[Task to carry out]
Reproduce every one of the records below word for word, leaving out the pictures.

*** Stored data

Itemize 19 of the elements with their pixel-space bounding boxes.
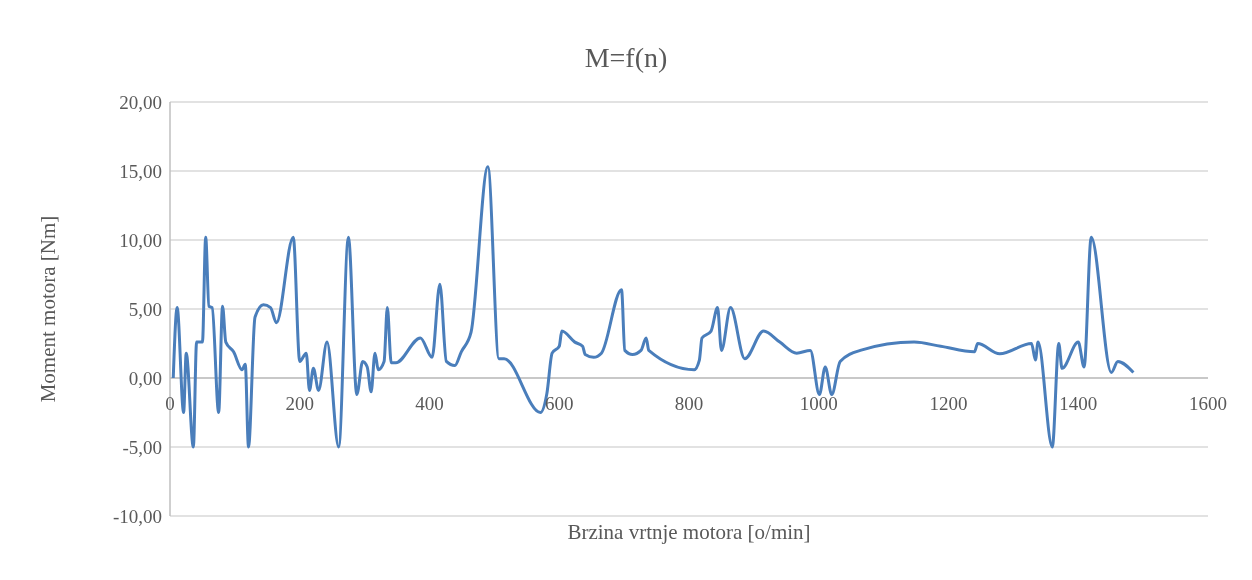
x-tick-label: 0 <box>165 393 175 414</box>
x-tick-label: 200 <box>285 393 314 414</box>
x-tick-label: 1200 <box>929 393 968 414</box>
x-tick-label: 800 <box>674 393 704 414</box>
y-tick-label: 0,00 <box>128 367 162 389</box>
y-tick-label: -5,00 <box>122 436 162 458</box>
x-tick-label: 1600 <box>1189 393 1227 414</box>
y-tick-label: 20,00 <box>119 91 162 113</box>
x-tick-label: 1000 <box>799 393 838 414</box>
y-tick-label: 5,00 <box>128 298 162 320</box>
chart-title: M=f(n) <box>583 42 669 74</box>
x-tick-label: 400 <box>415 393 444 414</box>
x-tick-label: 600 <box>545 393 574 414</box>
y-tick-label: 15,00 <box>119 160 162 182</box>
x-tick-label: 1400 <box>1059 393 1098 414</box>
y-tick-label: 10,00 <box>119 229 162 251</box>
x-axis-title: Brzina vrtnje motora [o/min] <box>566 520 812 545</box>
y-tick-label: -10,00 <box>112 505 162 527</box>
y-axis-title: Moment motora [Nm] <box>35 215 61 403</box>
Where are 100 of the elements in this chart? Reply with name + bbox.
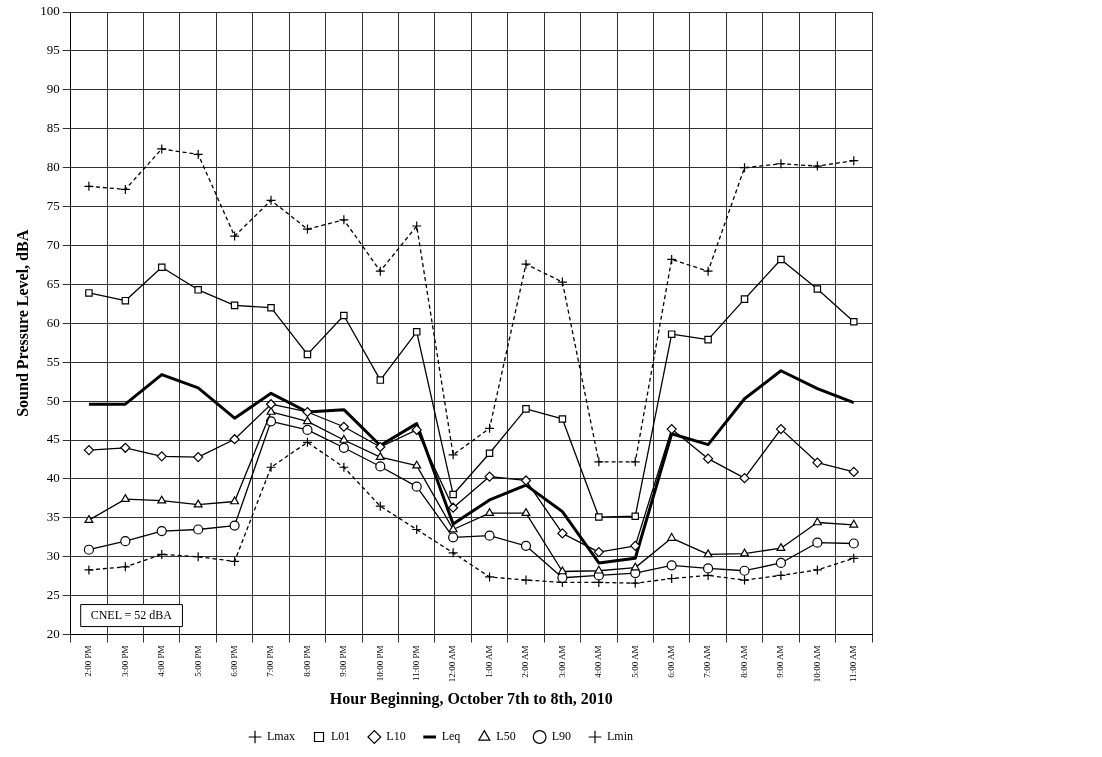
point <box>630 540 641 551</box>
y-tick-label: 50 <box>46 392 60 408</box>
x-tick-label: 9:00 AM <box>775 645 786 678</box>
y-axis-title: Sound Pressure Level, dBA <box>13 229 31 417</box>
point <box>703 266 714 277</box>
point <box>338 421 349 432</box>
point <box>775 570 787 581</box>
point <box>703 453 714 464</box>
point <box>448 449 459 460</box>
point <box>812 537 823 548</box>
y-tick-label: 60 <box>46 314 60 330</box>
point <box>740 548 750 557</box>
y-tick-label: 95 <box>46 42 60 58</box>
point <box>448 547 459 558</box>
point <box>776 543 786 552</box>
point <box>265 462 277 473</box>
point <box>302 416 312 425</box>
point <box>520 574 532 586</box>
point <box>593 546 604 558</box>
point <box>412 328 421 336</box>
x-tick-label: 1:00 AM <box>483 645 494 678</box>
y-tick-label: 70 <box>46 236 60 252</box>
point <box>83 445 95 456</box>
x-tick-label: 7:00 PM <box>265 645 276 677</box>
point <box>485 449 494 458</box>
y-tick-label: 65 <box>46 275 60 291</box>
point <box>848 538 859 549</box>
point <box>703 563 714 574</box>
y-tick-label: 20 <box>46 625 60 641</box>
point <box>85 289 93 297</box>
point <box>521 508 531 516</box>
point <box>448 532 459 543</box>
point <box>484 530 495 541</box>
point <box>83 564 95 576</box>
point <box>193 499 203 508</box>
point <box>376 376 385 384</box>
point <box>775 158 787 169</box>
y-tick-label: 100 <box>40 3 60 19</box>
point <box>704 335 712 344</box>
x-tick-label: 7:00 AM <box>702 645 713 678</box>
point <box>194 286 202 294</box>
point <box>850 317 858 326</box>
point <box>229 434 240 445</box>
point <box>156 451 167 462</box>
point <box>812 457 823 468</box>
point <box>156 143 167 155</box>
point <box>667 532 677 541</box>
point <box>703 549 713 558</box>
y-tick-label: 40 <box>46 470 60 486</box>
point <box>666 254 677 265</box>
point <box>812 160 823 172</box>
point <box>812 517 822 526</box>
point <box>375 441 386 453</box>
x-tick-label: 5:00 AM <box>629 645 640 678</box>
point <box>375 461 386 472</box>
point <box>520 540 532 551</box>
point <box>120 536 131 547</box>
y-tick-label: 90 <box>46 81 60 97</box>
x-tick-label: 4:00 PM <box>156 645 167 677</box>
point <box>449 490 457 499</box>
x-tick-label: 5:00 PM <box>192 645 203 677</box>
point <box>340 311 348 320</box>
point <box>775 557 787 569</box>
y-tick-label: 25 <box>46 587 60 603</box>
point <box>594 565 604 574</box>
x-tick-label: 3:00 PM <box>119 645 130 677</box>
x-tick-label: 9:00 PM <box>338 645 349 677</box>
point <box>739 473 750 484</box>
point <box>739 574 750 586</box>
legend-label: L10 <box>386 729 406 744</box>
point <box>265 416 277 427</box>
legend-label: L01 <box>331 729 351 744</box>
point <box>739 565 750 576</box>
point <box>265 399 277 410</box>
point <box>667 330 676 338</box>
x-tick-label: 2:00 PM <box>83 645 94 677</box>
point <box>666 560 677 571</box>
legend-label: Lmax <box>267 729 296 744</box>
point <box>520 259 532 270</box>
x-tick-label: 11:00 PM <box>411 645 422 681</box>
point <box>230 496 240 505</box>
point <box>84 515 94 523</box>
legend-label: L50 <box>496 729 516 744</box>
y-tick-label: 45 <box>46 431 60 447</box>
point <box>338 462 349 473</box>
point <box>229 231 240 242</box>
point <box>448 502 459 513</box>
x-tick-label: 10:00 PM <box>374 645 385 682</box>
x-tick-label: 12:00 AM <box>447 645 458 683</box>
point <box>595 513 603 521</box>
x-tick-label: 11:00 AM <box>848 645 859 682</box>
point <box>120 494 130 502</box>
point <box>157 263 166 272</box>
point <box>229 520 240 531</box>
point <box>411 220 422 232</box>
x-tick-label: 4:00 AM <box>593 645 604 678</box>
point <box>83 181 95 192</box>
point <box>193 452 204 463</box>
point <box>120 442 131 453</box>
point <box>484 471 495 482</box>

******

[Output below]
Itemize 19 of the elements with their pixel-space bounding boxes.
x-tick-label: 0 <box>165 393 175 414</box>
x-tick-label: 200 <box>285 393 314 414</box>
x-tick-label: 1200 <box>929 393 968 414</box>
x-tick-label: 800 <box>674 393 704 414</box>
y-tick-label: 0,00 <box>128 367 162 389</box>
y-tick-label: -5,00 <box>122 436 162 458</box>
x-tick-label: 1600 <box>1189 393 1227 414</box>
y-tick-label: 20,00 <box>119 91 162 113</box>
x-tick-label: 1000 <box>799 393 838 414</box>
y-tick-label: 5,00 <box>128 298 162 320</box>
chart-title: M=f(n) <box>583 42 669 74</box>
x-tick-label: 400 <box>415 393 444 414</box>
x-tick-label: 600 <box>545 393 574 414</box>
y-tick-label: 15,00 <box>119 160 162 182</box>
x-tick-label: 1400 <box>1059 393 1098 414</box>
y-tick-label: 10,00 <box>119 229 162 251</box>
x-axis-title: Brzina vrtnje motora [o/min] <box>566 520 812 545</box>
y-tick-label: -10,00 <box>112 505 162 527</box>
y-axis-title: Moment motora [Nm] <box>35 215 61 403</box>
Where are 100 of the elements in this chart? Reply with name + bbox.
point <box>630 540 641 551</box>
y-tick-label: 50 <box>46 392 60 408</box>
x-tick-label: 9:00 AM <box>775 645 786 678</box>
y-axis-title: Sound Pressure Level, dBA <box>13 229 31 417</box>
point <box>703 266 714 277</box>
point <box>338 421 349 432</box>
point <box>775 570 787 581</box>
point <box>703 453 714 464</box>
point <box>448 449 459 460</box>
point <box>812 537 823 548</box>
y-tick-label: 60 <box>46 314 60 330</box>
point <box>740 548 750 557</box>
y-tick-label: 95 <box>46 42 60 58</box>
point <box>448 547 459 558</box>
point <box>776 543 786 552</box>
point <box>265 462 277 473</box>
point <box>302 416 312 425</box>
point <box>520 574 532 586</box>
point <box>593 546 604 558</box>
point <box>412 328 421 336</box>
x-tick-label: 1:00 AM <box>483 645 494 678</box>
y-tick-label: 70 <box>46 236 60 252</box>
point <box>83 445 95 456</box>
x-tick-label: 7:00 PM <box>265 645 276 677</box>
point <box>485 449 494 458</box>
y-tick-label: 65 <box>46 275 60 291</box>
point <box>848 538 859 549</box>
point <box>703 563 714 574</box>
y-tick-label: 20 <box>46 625 60 641</box>
point <box>85 289 93 297</box>
point <box>521 508 531 516</box>
point <box>448 532 459 543</box>
point <box>484 530 495 541</box>
point <box>83 564 95 576</box>
point <box>193 499 203 508</box>
point <box>376 376 385 384</box>
point <box>775 158 787 169</box>
y-tick-label: 100 <box>40 3 60 19</box>
point <box>704 335 712 344</box>
x-tick-label: 7:00 AM <box>702 645 713 678</box>
point <box>194 286 202 294</box>
point <box>850 317 858 326</box>
point <box>229 434 240 445</box>
point <box>156 451 167 462</box>
point <box>812 457 823 468</box>
point <box>156 143 167 155</box>
point <box>667 532 677 541</box>
point <box>703 549 713 558</box>
y-tick-label: 40 <box>46 470 60 486</box>
point <box>666 254 677 265</box>
point <box>812 160 823 172</box>
point <box>812 517 822 526</box>
point <box>375 441 386 453</box>
x-tick-label: 5:00 AM <box>629 645 640 678</box>
point <box>375 461 386 472</box>
point <box>520 540 532 551</box>
point <box>120 536 131 547</box>
y-tick-label: 90 <box>46 81 60 97</box>
x-tick-label: 4:00 PM <box>156 645 167 677</box>
point <box>449 490 457 499</box>
x-tick-label: 5:00 PM <box>192 645 203 677</box>
point <box>340 311 348 320</box>
point <box>775 557 787 569</box>
y-tick-label: 25 <box>46 587 60 603</box>
point <box>594 565 604 574</box>
x-tick-label: 3:00 PM <box>119 645 130 677</box>
x-tick-label: 9:00 PM <box>338 645 349 677</box>
point <box>739 473 750 484</box>
point <box>739 574 750 586</box>
legend-label: L10 <box>386 729 406 744</box>
point <box>265 416 277 427</box>
legend-label: L01 <box>331 729 351 744</box>
point <box>739 565 750 576</box>
point <box>265 399 277 410</box>
point <box>667 330 676 338</box>
x-tick-label: 2:00 PM <box>83 645 94 677</box>
point <box>666 560 677 571</box>
legend-label: Lmax <box>267 729 296 744</box>
point <box>520 259 532 270</box>
x-tick-label: 11:00 PM <box>411 645 422 681</box>
point <box>230 496 240 505</box>
point <box>84 515 94 523</box>
legend-label: L50 <box>496 729 516 744</box>
y-tick-label: 45 <box>46 431 60 447</box>
point <box>338 462 349 473</box>
point <box>229 231 240 242</box>
point <box>448 502 459 513</box>
x-tick-label: 10:00 PM <box>374 645 385 682</box>
x-tick-label: 12:00 AM <box>447 645 458 683</box>
point <box>595 513 603 521</box>
x-tick-label: 11:00 AM <box>848 645 859 682</box>
point <box>120 494 130 502</box>
point <box>157 263 166 272</box>
point <box>229 520 240 531</box>
point <box>411 220 422 232</box>
x-tick-label: 4:00 AM <box>593 645 604 678</box>
point <box>83 181 95 192</box>
point <box>193 452 204 463</box>
point <box>120 442 131 453</box>
point <box>484 471 495 482</box>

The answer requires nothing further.